**Short problem 1**
Repeat the stretch of the forum post below from "I believe that the riddle" through "state of awareness.".

**Text excerpt**
------------------------------

Re: Wallace vs. Harris Mini "Battle Royale"

Jane said Jan 15, 2007, 1:15 AM:

 

Julian,
Thank you for all that information.  I totally understand that  you are not telling me this for any 'egoic' reason,  but to stress the integrity with which you have been pursuing this path of sprititual discovery, and to map out the the various avenues that you have been down.  It sounds like they have been numerous.  I am glad, with the all the new age hokey pokey  on the go, that you have been exploring and shining the your rational light on it.

In the clip with Dawkins, he says at some point that he believes that there will be a very simple explanation for how the universe got here.   I agree with him. Though I don't think very many people necessarily follow me, I actually ponder the physics formula for the universe often.  I started  a thread about this on the old, old (1st) Integral Naked forum called “how the uroborus eats its tail.”  It is a statement of how consciousness becomes conscious of itself, and what the real physics formula for this phenomenon we call the universe is, and how it overlays the phenomenon we call 'enlightenment'.  “How is it that the brain is in the body but the body is in the mind.”  The instrument of perception is embedded in the very thing which it trying to be perceived.

I actually expect that synchronicity and clairvoyance, the power of intention, creative visualization and other 'unexplainables' are toing to be able to be explained too in a real bonafide physics formula too.  But saying that there is a physics formula that will explain it, is not to say that all of these unexplainables are pre-rational lies that need to be hauled out to the trash can in our pursuit of truth.  (though, clearly some real life 'cases' of them are lies and crap and fake) 

I often think of how Tyco Brahe actually was able to make measurements that did not fit the formula that the sun travelled around the sun.  These accurate yet unexplainable inconsistencies were essential in the next step for copernicus. When Copernicus made his heretical claim that the earth was travelling around the sun, this was like a psychic earthquake at the time, and defied all the religious dogma about god and man and the order of things.  In the same manner, the 'siddhis' of the world are, in my view, just like those measurements that Tyco Brahe made.  They cannot  be explained by our present world view.  If we throw them out, we will be losing some valuable information, information that we require to solve the big riddle.

I believe that the riddle that we have been trying to solve: how did we get here?—has its solution embedded in the very pre-rational mythology that you would relegate to the 'in here'. 
I look at tall of those aphorisms, and I ponder what the deeper (out here)messages.  What are they trying to offer us, what clues to solve this riddle?  

For instance: “It is more difficult for a rich man to get into the kingdom of heaven, than it is for a camel to go through the eye of a needle. ”   This statement is about the layers of self that must be dis-indentified with in order to shift into a non-dual state of awareness.  

“The first will be last and the last will be first”—“what goes around comes around”—actually speaks to the circular nature of the universe.  Which begins to describe part of  the two-sided, mobeus-like configuration, where the inside becomes the outside and the outside becomes the inside, or as Aurobindo and Teilhard spoke about: materialization of spirit and the spiritualization of matter.  

“physical reality is a condition of reality the same way that ice is a condition of water”—saying something about the nature of spirit and matter, the right and left quadrants, how they interchange.

“Take off the mask of the devil and you will find God”—a statement about the matter and spirit, the right and left quadrants of the AQAL.  Also the math of the absolutes.

------------------------------

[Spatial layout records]

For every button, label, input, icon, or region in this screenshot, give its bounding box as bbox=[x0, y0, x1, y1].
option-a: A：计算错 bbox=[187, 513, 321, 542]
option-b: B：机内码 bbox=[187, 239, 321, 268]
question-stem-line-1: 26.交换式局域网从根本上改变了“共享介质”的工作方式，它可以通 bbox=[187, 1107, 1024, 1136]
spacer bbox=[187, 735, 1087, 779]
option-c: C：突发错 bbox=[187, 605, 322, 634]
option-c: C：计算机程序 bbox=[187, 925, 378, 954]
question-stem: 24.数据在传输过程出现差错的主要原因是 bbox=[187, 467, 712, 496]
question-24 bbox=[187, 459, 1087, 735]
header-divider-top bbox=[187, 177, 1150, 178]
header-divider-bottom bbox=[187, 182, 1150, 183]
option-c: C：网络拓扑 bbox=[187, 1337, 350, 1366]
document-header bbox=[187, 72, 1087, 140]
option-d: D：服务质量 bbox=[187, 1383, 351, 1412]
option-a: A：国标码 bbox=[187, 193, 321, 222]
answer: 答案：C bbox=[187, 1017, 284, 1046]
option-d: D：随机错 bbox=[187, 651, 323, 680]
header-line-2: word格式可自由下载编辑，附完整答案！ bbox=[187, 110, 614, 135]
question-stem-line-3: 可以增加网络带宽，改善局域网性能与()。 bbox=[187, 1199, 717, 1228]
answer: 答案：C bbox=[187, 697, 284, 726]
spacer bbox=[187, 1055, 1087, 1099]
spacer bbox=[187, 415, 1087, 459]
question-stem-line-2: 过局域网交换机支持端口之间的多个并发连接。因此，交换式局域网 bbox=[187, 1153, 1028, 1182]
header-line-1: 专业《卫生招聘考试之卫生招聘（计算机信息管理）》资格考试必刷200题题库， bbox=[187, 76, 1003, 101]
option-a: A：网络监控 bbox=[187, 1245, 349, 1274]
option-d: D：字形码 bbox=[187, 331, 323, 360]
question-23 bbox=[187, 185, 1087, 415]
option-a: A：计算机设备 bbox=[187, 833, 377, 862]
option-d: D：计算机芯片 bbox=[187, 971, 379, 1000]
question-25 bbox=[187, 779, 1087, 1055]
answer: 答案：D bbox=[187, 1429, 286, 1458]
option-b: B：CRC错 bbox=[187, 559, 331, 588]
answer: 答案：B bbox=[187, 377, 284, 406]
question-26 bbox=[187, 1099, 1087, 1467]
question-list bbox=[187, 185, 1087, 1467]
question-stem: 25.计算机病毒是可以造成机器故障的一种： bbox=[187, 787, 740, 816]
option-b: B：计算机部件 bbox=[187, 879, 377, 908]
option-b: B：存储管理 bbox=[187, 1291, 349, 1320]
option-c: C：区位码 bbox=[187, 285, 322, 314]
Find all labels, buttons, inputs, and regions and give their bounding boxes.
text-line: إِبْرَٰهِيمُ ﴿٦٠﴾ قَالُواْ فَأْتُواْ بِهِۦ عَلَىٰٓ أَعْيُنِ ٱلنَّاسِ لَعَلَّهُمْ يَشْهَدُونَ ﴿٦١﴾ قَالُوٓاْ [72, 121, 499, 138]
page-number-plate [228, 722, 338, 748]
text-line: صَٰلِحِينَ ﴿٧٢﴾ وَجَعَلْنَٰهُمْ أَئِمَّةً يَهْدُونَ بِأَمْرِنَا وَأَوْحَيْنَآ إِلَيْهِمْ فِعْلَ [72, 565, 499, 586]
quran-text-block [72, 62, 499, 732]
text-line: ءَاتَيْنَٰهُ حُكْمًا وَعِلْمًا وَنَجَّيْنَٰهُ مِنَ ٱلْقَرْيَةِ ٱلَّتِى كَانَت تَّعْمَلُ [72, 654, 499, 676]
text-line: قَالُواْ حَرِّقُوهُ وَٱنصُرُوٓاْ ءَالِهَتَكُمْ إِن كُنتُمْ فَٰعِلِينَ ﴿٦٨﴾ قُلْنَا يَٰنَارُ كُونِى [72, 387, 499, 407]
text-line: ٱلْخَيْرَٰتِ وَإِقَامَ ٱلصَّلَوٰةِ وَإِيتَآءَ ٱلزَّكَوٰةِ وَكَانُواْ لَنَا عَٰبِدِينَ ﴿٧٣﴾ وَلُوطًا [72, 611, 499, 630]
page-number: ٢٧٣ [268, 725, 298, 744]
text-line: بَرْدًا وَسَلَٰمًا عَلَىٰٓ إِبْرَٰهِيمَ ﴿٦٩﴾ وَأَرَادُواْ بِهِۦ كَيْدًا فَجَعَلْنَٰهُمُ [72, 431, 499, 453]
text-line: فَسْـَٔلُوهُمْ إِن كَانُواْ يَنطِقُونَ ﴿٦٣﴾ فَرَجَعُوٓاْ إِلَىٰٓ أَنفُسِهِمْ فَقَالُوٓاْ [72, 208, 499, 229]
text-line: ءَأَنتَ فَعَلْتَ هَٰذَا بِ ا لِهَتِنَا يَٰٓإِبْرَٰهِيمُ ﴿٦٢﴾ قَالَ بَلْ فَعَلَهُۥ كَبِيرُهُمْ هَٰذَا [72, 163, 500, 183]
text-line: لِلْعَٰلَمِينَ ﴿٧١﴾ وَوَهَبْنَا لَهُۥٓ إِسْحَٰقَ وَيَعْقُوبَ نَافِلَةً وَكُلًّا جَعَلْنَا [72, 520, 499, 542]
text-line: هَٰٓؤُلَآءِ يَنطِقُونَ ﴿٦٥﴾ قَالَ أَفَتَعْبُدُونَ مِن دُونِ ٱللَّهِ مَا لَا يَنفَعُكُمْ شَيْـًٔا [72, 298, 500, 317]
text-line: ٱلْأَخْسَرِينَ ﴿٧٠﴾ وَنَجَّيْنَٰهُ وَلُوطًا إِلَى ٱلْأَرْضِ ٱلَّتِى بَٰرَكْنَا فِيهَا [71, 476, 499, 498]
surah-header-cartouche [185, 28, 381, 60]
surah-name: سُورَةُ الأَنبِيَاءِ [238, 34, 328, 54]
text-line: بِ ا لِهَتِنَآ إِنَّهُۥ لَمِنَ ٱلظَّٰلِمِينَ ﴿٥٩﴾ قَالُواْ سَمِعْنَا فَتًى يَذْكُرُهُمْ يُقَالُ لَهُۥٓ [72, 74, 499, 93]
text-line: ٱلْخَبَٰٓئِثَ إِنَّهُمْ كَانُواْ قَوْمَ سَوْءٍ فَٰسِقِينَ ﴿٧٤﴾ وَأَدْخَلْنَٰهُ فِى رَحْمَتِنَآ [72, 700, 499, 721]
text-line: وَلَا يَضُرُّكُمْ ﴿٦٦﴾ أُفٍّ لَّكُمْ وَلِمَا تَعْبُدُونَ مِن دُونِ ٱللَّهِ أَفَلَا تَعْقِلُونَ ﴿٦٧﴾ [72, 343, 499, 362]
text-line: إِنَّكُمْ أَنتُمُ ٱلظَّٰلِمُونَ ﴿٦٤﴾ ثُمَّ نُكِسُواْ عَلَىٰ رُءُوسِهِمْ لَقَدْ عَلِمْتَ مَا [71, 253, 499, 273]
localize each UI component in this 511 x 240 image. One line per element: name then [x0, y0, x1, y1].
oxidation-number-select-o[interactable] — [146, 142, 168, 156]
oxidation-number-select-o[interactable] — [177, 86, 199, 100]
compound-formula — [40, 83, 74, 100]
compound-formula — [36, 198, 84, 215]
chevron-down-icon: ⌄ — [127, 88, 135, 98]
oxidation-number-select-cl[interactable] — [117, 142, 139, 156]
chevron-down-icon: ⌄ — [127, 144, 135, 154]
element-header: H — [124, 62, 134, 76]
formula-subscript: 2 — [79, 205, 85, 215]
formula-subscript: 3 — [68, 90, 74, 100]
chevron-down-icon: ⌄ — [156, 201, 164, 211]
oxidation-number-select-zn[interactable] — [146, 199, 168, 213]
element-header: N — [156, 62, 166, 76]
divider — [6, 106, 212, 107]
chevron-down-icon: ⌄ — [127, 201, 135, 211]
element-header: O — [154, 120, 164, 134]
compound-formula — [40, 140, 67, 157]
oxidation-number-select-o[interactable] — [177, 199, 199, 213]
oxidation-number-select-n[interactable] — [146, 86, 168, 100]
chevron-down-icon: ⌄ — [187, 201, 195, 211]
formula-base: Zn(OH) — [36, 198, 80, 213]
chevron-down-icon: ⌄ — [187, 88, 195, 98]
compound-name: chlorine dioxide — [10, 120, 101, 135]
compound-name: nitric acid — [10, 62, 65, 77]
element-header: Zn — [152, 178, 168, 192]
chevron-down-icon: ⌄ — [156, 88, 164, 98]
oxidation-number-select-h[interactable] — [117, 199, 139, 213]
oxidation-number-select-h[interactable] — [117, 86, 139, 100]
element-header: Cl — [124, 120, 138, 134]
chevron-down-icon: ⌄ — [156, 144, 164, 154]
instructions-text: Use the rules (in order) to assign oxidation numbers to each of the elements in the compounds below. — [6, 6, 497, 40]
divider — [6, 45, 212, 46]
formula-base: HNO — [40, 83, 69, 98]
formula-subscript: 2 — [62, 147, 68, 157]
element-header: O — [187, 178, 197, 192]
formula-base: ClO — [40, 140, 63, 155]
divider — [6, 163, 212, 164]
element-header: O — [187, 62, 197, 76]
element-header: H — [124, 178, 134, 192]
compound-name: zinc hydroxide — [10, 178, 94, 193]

------------------------------

**Short problem 2**
Format the stretch of the records from their start through the line containing "spacer bbox=[187, 735, 1087, 779]" as a numbered list, leaving out blank lines.

**Response 1**
I believe that the riddle that we have been trying to solve: how did we get here?—has its solution embedded in the very pre-rational mythology that you would relegate to the 'in here'. 
I look at tall of those aphorisms, and I ponder what the deeper (out here)messages.  What are they trying to offer us, what clues to solve this riddle?  

For instance: “It is more difficult for a rich man to get into the kingdom of heaven, than it is for a camel to go through the eye of a needle. ”   This statement is about the layers of self that must be dis-indentified with in order to shift into a non-dual state of awareness.

**Response 2**
1. For every button, label, input, icon, or region in this screenshot, give its bounding box as bbox=[x0, y0, x1, y1].
2. option-a: A：计算错 bbox=[187, 513, 321, 542]
3. option-b: B：机内码 bbox=[187, 239, 321, 268]
4. question-stem-line-1: 26.交换式局域网从根本上改变了“共享介质”的工作方式，它可以通 bbox=[187, 1107, 1024, 1136]
5. spacer bbox=[187, 735, 1087, 779]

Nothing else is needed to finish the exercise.